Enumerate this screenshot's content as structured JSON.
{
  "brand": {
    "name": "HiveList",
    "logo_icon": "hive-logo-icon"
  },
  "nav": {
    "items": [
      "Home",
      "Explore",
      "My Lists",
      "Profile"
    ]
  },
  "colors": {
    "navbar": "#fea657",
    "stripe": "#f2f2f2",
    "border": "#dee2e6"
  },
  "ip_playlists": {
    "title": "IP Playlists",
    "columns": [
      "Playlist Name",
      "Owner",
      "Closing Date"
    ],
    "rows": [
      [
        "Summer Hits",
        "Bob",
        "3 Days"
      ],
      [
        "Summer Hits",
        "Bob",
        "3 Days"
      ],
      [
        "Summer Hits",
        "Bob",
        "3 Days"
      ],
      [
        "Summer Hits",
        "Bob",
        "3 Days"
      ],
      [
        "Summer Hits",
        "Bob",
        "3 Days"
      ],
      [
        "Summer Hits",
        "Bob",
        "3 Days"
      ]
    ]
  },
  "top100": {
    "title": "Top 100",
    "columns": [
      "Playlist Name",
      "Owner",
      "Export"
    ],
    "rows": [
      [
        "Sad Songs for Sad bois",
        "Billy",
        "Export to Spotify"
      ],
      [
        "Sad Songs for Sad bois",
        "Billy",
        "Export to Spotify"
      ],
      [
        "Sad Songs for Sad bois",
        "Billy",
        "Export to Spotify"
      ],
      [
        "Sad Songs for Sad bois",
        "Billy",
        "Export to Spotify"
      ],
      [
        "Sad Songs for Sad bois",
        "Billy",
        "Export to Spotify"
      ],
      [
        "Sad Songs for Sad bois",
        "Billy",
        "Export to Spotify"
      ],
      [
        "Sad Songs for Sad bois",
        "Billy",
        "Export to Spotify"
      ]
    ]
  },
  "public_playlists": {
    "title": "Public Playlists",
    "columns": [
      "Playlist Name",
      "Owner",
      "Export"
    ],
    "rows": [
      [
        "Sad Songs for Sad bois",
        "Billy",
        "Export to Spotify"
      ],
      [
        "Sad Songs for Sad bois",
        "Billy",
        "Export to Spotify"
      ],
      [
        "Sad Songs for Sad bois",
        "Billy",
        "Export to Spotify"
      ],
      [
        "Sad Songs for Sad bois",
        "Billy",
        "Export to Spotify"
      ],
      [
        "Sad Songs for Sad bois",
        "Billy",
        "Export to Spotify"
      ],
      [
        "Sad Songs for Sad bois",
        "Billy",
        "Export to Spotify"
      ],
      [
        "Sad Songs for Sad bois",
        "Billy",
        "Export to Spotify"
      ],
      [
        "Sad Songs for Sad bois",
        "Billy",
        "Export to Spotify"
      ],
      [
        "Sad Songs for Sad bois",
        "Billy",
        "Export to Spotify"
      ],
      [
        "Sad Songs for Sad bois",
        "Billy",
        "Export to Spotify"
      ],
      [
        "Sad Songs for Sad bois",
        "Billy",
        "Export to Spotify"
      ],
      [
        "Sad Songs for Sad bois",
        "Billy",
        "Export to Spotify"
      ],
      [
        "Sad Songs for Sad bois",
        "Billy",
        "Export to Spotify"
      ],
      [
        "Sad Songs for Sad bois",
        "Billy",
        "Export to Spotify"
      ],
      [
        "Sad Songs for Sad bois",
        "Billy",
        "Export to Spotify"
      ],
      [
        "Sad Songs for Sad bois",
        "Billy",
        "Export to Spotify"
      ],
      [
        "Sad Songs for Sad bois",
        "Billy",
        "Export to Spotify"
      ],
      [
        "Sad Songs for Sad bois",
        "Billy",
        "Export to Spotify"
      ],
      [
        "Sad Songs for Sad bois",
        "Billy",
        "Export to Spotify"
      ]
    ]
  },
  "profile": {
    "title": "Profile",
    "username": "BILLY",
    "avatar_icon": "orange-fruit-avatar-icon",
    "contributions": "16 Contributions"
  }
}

◇ ◇ ◇ ◇ ◇ ◇ ◇

Exercise task: Only the count is wanted: report how many lines of the material above hold the word "icon".

Answer for the task: 2